◆ EXERCISE GOAL: Only a number is wanted: how many lines in the records below contain "Nedeljni"?

◆ RECORDS FOR THIS EXERCISE:
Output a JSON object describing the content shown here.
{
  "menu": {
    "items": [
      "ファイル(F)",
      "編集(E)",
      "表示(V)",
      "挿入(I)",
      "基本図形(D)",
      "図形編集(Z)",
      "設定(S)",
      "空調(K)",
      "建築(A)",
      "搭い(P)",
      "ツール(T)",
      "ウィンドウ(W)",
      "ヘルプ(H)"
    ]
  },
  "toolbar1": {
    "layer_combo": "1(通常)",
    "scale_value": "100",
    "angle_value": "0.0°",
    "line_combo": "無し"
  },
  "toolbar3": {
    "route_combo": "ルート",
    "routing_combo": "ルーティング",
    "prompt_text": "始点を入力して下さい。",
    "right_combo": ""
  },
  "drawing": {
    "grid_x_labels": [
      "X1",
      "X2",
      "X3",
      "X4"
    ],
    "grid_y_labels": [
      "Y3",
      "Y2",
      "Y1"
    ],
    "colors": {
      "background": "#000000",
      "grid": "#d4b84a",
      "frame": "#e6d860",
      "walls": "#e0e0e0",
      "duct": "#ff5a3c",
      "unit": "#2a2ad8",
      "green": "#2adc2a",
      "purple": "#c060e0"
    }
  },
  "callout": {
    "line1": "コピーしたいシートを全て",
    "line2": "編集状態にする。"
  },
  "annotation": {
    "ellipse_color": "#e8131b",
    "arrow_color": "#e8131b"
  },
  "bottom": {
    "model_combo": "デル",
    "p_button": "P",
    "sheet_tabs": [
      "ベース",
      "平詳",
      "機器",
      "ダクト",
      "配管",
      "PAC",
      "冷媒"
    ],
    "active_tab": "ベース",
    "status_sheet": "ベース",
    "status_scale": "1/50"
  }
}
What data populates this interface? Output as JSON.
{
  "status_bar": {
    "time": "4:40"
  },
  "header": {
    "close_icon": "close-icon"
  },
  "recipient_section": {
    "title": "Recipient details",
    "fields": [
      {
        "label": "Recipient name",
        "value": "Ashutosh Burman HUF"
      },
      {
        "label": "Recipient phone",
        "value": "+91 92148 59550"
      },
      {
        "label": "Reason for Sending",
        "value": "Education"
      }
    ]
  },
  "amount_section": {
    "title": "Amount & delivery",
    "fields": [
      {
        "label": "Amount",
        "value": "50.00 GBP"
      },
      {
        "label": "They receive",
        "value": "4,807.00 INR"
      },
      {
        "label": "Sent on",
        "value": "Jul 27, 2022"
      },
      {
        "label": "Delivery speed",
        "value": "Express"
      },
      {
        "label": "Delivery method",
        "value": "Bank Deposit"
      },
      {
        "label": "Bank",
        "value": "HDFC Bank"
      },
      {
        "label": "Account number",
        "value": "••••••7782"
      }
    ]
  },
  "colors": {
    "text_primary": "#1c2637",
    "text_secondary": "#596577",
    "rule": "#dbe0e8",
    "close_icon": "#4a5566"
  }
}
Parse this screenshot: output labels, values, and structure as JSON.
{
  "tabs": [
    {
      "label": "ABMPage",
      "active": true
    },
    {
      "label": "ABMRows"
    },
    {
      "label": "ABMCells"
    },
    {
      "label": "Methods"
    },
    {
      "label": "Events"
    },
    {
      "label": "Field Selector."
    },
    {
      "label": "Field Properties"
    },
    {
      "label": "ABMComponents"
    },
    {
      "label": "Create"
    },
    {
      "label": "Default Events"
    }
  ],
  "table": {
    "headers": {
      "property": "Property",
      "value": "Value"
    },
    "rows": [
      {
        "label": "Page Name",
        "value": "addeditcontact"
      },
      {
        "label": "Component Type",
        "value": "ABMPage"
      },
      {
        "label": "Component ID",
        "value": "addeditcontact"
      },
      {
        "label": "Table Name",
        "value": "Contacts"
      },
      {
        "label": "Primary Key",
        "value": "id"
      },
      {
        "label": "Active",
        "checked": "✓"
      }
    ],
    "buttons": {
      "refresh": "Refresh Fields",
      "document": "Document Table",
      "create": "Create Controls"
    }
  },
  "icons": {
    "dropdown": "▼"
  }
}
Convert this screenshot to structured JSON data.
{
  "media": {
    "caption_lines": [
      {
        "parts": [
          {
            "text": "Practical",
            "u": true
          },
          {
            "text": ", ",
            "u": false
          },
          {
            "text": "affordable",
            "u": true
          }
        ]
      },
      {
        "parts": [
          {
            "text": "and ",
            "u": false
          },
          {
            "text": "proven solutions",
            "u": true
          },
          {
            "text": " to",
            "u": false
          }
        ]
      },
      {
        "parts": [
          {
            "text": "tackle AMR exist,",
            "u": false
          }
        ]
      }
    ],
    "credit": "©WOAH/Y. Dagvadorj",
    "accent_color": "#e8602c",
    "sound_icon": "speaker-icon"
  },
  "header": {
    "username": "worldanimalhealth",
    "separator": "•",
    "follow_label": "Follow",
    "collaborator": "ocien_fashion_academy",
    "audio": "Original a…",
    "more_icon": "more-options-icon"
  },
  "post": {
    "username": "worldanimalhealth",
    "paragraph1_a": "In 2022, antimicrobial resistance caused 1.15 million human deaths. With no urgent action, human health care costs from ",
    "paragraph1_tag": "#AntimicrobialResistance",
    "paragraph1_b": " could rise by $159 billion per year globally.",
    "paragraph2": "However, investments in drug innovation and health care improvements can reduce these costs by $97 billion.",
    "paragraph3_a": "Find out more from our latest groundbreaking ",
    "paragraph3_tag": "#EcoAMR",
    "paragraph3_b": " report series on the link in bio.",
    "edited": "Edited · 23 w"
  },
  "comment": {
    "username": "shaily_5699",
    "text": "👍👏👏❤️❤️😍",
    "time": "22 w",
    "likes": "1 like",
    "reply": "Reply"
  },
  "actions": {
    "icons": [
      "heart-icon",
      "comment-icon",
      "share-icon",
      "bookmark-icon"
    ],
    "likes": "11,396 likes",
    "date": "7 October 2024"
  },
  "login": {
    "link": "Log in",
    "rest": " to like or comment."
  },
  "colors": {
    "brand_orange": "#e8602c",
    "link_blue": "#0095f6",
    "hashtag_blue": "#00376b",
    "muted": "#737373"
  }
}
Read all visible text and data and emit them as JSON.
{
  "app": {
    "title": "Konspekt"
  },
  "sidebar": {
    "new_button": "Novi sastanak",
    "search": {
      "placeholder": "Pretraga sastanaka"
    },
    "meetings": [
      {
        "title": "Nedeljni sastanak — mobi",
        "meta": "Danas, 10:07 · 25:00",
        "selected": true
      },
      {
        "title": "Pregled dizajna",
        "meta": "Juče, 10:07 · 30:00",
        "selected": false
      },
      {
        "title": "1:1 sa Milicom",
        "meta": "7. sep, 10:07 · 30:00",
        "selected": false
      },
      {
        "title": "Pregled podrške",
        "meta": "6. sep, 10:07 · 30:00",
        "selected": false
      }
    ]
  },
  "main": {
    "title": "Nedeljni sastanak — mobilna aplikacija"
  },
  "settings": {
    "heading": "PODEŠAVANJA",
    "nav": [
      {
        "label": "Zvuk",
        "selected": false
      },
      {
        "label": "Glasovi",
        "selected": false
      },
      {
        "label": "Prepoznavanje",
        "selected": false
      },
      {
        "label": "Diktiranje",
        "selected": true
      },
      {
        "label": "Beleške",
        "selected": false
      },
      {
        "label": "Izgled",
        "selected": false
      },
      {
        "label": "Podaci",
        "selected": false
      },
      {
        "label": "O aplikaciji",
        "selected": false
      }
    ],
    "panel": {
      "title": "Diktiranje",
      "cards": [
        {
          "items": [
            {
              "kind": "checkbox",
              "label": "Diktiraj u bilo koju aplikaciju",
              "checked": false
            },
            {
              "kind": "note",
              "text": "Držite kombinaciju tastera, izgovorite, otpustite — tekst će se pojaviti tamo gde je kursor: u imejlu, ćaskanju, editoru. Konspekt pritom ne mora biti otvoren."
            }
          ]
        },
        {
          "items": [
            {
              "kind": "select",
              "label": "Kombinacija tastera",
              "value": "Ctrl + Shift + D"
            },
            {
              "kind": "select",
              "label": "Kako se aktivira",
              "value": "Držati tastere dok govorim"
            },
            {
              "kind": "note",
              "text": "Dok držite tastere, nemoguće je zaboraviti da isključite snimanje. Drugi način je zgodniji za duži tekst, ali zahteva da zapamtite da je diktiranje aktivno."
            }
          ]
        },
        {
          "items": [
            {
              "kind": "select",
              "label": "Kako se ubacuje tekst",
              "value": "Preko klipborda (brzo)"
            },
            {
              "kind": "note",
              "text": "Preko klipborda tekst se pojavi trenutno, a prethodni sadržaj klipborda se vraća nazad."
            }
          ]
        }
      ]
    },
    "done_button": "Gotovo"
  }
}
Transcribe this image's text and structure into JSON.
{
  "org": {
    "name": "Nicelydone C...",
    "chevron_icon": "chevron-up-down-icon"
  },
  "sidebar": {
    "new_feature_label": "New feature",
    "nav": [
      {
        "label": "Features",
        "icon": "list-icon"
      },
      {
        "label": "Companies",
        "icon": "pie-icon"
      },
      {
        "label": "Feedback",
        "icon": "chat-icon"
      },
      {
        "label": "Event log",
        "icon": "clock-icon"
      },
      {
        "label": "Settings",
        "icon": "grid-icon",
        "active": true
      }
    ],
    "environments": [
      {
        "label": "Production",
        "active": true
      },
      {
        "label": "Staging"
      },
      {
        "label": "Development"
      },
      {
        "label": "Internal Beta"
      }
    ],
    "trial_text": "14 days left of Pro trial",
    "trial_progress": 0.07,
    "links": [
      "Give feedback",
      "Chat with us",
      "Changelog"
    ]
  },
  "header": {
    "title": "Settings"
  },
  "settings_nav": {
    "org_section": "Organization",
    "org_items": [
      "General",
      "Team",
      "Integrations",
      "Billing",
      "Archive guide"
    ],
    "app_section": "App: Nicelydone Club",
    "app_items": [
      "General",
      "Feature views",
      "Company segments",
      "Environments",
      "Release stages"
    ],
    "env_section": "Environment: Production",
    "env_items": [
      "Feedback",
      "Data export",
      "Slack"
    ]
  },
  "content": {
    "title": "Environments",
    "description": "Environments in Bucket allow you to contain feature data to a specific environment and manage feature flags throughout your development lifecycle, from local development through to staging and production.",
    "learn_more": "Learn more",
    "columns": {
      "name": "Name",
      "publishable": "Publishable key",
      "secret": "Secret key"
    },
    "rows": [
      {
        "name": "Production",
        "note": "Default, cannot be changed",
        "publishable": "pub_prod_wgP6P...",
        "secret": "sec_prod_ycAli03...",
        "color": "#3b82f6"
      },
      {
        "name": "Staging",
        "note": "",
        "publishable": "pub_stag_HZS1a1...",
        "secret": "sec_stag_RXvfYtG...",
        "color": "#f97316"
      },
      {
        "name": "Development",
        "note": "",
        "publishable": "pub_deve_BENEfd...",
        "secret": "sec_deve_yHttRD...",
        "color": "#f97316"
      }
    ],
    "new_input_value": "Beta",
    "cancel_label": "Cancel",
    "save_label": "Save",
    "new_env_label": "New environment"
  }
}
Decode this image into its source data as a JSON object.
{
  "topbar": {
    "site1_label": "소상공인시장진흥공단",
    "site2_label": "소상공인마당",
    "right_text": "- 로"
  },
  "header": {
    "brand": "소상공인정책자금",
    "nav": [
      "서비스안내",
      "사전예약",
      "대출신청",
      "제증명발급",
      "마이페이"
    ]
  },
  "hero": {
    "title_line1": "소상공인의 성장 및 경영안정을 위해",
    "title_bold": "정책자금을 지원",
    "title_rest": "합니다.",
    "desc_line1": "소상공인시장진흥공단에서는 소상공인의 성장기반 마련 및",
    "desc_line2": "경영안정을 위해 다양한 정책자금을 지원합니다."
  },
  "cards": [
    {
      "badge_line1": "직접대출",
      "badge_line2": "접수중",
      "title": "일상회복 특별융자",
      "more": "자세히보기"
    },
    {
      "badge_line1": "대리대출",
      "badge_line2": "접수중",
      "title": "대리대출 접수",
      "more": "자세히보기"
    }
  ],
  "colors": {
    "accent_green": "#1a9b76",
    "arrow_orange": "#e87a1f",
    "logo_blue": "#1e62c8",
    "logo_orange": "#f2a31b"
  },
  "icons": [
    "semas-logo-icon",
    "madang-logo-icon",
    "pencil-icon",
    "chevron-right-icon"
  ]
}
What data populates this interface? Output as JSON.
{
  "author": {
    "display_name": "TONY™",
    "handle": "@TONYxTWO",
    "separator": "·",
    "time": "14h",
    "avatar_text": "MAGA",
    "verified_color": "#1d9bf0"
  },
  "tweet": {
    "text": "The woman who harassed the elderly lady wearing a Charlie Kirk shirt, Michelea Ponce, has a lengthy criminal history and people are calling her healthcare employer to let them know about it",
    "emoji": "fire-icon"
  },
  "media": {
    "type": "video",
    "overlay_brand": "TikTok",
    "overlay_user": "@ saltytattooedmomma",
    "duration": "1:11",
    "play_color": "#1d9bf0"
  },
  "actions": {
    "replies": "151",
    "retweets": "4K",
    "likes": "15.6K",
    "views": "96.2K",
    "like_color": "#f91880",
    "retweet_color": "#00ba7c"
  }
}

◆ COMPLETE ANSWER: 2